# WHAT YOU ARE ASKED TO DO
Each entry in the listing below should be restated word for word.
╭─ STORED ROWS
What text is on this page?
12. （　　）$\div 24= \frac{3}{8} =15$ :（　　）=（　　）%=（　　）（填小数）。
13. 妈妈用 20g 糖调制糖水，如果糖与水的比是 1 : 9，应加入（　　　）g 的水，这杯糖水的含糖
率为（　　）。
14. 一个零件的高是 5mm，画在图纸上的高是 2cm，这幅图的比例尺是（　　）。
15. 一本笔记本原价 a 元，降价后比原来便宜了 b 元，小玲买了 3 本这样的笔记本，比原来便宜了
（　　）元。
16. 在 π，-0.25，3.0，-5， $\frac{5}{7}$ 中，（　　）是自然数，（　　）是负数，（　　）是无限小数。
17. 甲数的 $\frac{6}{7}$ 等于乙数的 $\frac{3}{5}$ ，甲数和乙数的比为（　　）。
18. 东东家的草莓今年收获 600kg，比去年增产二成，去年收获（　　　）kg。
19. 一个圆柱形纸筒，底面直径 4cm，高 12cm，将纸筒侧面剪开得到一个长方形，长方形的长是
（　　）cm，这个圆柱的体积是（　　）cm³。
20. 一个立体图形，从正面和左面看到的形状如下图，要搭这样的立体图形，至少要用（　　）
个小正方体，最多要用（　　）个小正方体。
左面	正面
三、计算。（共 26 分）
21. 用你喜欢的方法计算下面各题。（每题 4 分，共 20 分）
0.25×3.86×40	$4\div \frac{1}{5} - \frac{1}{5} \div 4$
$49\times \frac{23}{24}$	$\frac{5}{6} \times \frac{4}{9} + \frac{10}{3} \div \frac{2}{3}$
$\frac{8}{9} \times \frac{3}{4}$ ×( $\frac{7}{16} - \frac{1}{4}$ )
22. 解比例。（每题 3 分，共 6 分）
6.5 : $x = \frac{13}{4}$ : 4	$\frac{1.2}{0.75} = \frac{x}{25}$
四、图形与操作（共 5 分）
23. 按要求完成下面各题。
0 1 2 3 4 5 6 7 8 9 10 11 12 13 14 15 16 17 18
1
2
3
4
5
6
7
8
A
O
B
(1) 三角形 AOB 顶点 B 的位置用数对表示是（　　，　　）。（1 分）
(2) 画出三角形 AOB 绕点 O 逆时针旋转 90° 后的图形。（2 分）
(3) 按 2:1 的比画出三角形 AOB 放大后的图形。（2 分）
╰─
# TASK RESPONSE
What text is on this page?
12. （　　）$\div 24= \frac{3}{8} =15$ :（　　）=（　　）%=（　　）（填小数）。
13. 妈妈用 20g 糖调制糖水，如果糖与水的比是 1 : 9，应加入（　　　）g 的水，这杯糖水的含糖
率为（　　）。
14. 一个零件的高是 5mm，画在图纸上的高是 2cm，这幅图的比例尺是（　　）。
15. 一本笔记本原价 a 元，降价后比原来便宜了 b 元，小玲买了 3 本这样的笔记本，比原来便宜了
（　　）元。
16. 在 π，-0.25，3.0，-5， $\frac{5}{7}$ 中，（　　）是自然数，（　　）是负数，（　　）是无限小数。
17. 甲数的 $\frac{6}{7}$ 等于乙数的 $\frac{3}{5}$ ，甲数和乙数的比为（　　）。
18. 东东家的草莓今年收获 600kg，比去年增产二成，去年收获（　　　）kg。
19. 一个圆柱形纸筒，底面直径 4cm，高 12cm，将纸筒侧面剪开得到一个长方形，长方形的长是
（　　）cm，这个圆柱的体积是（　　）cm³。
20. 一个立体图形，从正面和左面看到的形状如下图，要搭这样的立体图形，至少要用（　　）
个小正方体，最多要用（　　）个小正方体。
左面	正面
三、计算。（共 26 分）
21. 用你喜欢的方法计算下面各题。（每题 4 分，共 20 分）
0.25×3.86×40	$4\div \frac{1}{5} - \frac{1}{5} \div 4$
$49\times \frac{23}{24}$	$\frac{5}{6} \times \frac{4}{9} + \frac{10}{3} \div \frac{2}{3}$
$\frac{8}{9} \times \frac{3}{4}$ ×( $\frac{7}{16} - \frac{1}{4}$ )
22. 解比例。（每题 3 分，共 6 分）
6.5 : $x = \frac{13}{4}$ : 4	$\frac{1.2}{0.75} = \frac{x}{25}$
四、图形与操作（共 5 分）
23. 按要求完成下面各题。
0 1 2 3 4 5 6 7 8 9 10 11 12 13 14 15 16 17 18
1
2
3
4
5
6
7
8
A
O
B
(1) 三角形 AOB 顶点 B 的位置用数对表示是（　　，　　）。（1 分）
(2) 画出三角形 AOB 绕点 O 逆时针旋转 90° 后的图形。（2 分）
(3) 按 2:1 的比画出三角形 AOB 放大后的图形。（2 分）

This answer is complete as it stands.